DIRECTIONS FOR THIS TASK:
Pick out each line of the records in which the word "marker" appears.

THE DATA:
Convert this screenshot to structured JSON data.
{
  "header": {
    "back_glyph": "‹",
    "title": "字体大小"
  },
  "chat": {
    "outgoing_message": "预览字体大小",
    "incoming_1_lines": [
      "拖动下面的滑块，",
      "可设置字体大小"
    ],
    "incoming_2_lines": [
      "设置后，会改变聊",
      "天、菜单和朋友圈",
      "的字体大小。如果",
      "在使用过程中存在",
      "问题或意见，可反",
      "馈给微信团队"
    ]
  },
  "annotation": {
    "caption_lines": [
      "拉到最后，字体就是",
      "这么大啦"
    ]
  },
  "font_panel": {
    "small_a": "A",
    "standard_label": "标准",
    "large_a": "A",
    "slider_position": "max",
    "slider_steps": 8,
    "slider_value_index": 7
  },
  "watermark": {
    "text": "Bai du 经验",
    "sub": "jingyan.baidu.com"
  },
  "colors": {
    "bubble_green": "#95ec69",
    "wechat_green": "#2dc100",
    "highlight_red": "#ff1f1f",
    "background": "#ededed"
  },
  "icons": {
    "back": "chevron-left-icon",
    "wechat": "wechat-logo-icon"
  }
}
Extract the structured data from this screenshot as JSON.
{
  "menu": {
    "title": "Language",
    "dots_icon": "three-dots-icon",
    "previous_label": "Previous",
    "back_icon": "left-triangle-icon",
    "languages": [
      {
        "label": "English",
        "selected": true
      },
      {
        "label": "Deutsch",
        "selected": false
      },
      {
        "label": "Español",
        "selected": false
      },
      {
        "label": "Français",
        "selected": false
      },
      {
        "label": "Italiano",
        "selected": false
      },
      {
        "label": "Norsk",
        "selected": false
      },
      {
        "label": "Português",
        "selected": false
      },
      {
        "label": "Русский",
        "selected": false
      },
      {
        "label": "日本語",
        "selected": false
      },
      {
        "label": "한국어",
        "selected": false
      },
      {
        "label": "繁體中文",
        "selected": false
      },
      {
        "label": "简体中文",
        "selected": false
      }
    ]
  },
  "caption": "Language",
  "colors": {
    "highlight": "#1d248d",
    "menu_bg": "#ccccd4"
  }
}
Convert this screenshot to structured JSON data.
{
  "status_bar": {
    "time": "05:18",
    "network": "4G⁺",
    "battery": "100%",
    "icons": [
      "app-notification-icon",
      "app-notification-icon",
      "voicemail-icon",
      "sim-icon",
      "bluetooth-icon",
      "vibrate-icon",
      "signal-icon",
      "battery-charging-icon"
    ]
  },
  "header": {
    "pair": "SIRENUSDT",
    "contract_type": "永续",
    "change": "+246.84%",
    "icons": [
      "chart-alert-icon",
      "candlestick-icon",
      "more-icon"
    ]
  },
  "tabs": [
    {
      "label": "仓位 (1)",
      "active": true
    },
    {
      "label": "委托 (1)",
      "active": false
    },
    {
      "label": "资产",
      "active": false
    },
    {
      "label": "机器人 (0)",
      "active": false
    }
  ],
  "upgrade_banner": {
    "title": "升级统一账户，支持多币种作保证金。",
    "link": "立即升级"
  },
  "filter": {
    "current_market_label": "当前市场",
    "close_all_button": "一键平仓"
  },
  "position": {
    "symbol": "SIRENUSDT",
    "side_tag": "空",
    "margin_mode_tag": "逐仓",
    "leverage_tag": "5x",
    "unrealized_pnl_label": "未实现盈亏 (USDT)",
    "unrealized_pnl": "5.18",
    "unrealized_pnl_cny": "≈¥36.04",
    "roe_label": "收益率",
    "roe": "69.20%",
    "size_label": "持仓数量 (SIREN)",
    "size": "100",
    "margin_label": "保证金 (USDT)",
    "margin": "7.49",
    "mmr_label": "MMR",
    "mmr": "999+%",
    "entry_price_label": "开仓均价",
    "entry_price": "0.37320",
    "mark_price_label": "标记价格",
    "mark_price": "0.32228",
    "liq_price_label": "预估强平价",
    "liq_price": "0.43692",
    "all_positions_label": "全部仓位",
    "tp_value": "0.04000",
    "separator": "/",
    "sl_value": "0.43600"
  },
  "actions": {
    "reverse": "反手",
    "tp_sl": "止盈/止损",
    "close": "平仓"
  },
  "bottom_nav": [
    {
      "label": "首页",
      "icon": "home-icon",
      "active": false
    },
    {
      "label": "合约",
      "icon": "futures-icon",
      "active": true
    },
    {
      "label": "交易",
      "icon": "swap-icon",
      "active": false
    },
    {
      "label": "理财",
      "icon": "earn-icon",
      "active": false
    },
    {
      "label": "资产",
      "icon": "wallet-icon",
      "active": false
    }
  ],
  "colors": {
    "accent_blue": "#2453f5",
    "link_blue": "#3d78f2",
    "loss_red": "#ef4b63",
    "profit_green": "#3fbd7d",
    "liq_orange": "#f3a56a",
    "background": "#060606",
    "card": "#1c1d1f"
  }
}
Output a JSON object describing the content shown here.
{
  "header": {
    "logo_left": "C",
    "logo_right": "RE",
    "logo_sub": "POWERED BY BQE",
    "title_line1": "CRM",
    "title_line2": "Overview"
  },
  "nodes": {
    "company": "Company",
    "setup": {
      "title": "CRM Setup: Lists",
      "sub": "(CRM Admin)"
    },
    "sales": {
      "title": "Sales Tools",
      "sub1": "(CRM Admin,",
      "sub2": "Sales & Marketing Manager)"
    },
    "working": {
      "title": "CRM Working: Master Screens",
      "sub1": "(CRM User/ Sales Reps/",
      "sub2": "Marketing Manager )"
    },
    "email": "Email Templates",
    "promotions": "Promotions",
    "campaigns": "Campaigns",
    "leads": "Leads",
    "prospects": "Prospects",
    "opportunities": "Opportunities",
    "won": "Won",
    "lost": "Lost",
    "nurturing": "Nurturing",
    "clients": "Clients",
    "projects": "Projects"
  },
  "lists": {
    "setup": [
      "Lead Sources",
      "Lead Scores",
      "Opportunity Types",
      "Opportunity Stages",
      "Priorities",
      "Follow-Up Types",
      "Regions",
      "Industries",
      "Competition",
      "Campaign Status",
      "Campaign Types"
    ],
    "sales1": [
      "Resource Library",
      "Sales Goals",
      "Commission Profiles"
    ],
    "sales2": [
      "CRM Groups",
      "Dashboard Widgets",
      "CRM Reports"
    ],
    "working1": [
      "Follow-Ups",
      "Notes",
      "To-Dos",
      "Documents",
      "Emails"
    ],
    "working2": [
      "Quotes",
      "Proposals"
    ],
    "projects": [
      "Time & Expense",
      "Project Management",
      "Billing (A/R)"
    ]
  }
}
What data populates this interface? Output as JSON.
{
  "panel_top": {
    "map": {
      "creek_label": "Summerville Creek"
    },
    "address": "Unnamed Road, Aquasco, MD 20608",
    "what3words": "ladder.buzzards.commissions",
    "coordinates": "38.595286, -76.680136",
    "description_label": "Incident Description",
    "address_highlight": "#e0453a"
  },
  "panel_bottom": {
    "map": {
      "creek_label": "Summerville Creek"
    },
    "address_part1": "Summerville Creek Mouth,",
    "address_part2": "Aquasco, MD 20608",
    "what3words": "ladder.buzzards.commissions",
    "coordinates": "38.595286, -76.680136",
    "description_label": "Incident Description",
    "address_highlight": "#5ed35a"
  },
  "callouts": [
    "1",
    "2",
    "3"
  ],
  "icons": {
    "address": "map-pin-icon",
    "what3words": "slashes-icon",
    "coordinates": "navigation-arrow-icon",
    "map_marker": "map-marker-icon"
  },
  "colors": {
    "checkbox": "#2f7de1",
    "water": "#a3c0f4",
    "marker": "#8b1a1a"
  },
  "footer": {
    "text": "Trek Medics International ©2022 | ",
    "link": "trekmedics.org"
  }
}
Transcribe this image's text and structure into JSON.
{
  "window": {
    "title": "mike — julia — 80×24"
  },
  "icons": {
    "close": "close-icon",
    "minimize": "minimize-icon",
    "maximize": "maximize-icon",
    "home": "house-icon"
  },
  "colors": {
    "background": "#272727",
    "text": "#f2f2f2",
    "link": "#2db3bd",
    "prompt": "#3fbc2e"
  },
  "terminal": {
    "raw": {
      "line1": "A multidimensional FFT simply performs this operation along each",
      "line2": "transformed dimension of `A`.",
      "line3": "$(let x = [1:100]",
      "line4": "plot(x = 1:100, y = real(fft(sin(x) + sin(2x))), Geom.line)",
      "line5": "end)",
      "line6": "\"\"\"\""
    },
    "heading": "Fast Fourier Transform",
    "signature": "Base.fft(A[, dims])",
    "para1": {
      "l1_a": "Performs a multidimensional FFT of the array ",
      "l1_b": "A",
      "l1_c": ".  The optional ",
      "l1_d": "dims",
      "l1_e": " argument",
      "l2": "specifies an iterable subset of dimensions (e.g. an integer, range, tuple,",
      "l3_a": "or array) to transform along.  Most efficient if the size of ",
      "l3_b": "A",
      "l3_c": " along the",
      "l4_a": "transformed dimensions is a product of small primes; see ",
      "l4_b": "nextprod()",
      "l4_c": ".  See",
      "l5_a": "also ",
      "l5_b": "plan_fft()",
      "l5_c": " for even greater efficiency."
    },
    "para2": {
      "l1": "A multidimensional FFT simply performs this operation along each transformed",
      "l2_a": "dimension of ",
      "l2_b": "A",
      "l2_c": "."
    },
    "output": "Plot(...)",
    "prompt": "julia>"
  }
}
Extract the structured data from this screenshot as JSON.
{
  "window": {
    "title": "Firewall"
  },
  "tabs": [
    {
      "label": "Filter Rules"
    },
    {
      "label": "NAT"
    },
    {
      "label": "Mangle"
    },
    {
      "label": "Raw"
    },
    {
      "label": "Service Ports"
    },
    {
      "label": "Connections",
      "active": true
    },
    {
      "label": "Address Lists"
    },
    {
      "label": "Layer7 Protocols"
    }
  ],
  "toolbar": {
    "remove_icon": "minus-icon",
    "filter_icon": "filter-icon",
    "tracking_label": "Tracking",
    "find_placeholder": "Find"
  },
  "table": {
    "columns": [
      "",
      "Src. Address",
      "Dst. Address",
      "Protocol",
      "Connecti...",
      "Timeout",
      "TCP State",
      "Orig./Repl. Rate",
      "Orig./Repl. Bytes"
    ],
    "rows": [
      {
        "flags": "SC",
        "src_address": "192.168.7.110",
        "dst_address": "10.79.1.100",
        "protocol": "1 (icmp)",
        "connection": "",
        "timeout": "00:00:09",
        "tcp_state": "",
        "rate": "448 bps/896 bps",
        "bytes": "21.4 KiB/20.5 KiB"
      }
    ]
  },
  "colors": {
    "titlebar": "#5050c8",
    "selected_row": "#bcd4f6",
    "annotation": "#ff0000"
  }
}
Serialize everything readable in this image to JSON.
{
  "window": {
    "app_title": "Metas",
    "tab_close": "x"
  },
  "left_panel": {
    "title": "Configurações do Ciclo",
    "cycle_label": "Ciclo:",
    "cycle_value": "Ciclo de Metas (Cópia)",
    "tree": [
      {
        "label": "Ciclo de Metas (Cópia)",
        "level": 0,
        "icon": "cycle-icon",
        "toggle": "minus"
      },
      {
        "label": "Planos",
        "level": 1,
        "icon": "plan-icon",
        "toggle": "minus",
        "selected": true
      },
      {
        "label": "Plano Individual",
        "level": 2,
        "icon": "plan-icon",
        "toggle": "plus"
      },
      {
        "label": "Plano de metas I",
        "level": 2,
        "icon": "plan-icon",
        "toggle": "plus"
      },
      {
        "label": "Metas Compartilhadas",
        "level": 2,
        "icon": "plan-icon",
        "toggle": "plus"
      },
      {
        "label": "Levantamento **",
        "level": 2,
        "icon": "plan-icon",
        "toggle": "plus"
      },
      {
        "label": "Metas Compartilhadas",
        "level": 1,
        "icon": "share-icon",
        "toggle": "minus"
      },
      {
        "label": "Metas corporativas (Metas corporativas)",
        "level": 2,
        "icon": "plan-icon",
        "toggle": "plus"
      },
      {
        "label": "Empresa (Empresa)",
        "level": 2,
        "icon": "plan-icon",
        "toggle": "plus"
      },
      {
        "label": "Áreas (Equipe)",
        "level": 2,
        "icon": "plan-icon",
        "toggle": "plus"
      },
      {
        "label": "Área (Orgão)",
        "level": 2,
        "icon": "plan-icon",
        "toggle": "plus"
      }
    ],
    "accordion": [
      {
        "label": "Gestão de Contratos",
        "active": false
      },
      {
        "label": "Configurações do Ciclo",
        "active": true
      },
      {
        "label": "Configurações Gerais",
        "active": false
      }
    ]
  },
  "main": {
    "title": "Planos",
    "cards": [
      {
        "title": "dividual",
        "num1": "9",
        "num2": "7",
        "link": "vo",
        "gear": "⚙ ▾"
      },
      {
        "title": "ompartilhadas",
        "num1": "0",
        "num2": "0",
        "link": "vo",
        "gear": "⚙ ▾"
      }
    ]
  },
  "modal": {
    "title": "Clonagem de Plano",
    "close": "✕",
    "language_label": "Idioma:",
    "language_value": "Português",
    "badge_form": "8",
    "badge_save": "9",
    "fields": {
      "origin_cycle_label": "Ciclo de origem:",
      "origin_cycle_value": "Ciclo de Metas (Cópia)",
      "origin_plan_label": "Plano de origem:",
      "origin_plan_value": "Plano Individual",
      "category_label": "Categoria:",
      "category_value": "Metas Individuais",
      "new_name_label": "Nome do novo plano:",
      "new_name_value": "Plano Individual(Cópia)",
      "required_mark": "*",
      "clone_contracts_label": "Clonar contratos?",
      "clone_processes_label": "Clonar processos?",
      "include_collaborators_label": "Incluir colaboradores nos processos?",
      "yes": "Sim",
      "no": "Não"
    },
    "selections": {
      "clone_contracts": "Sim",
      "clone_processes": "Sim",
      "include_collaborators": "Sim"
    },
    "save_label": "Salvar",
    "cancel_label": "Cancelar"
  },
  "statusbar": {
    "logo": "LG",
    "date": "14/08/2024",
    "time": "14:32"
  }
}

COMPLETED EXERCISE:
    "map_marker": "map-marker-icon"
    "marker": "#8b1a1a"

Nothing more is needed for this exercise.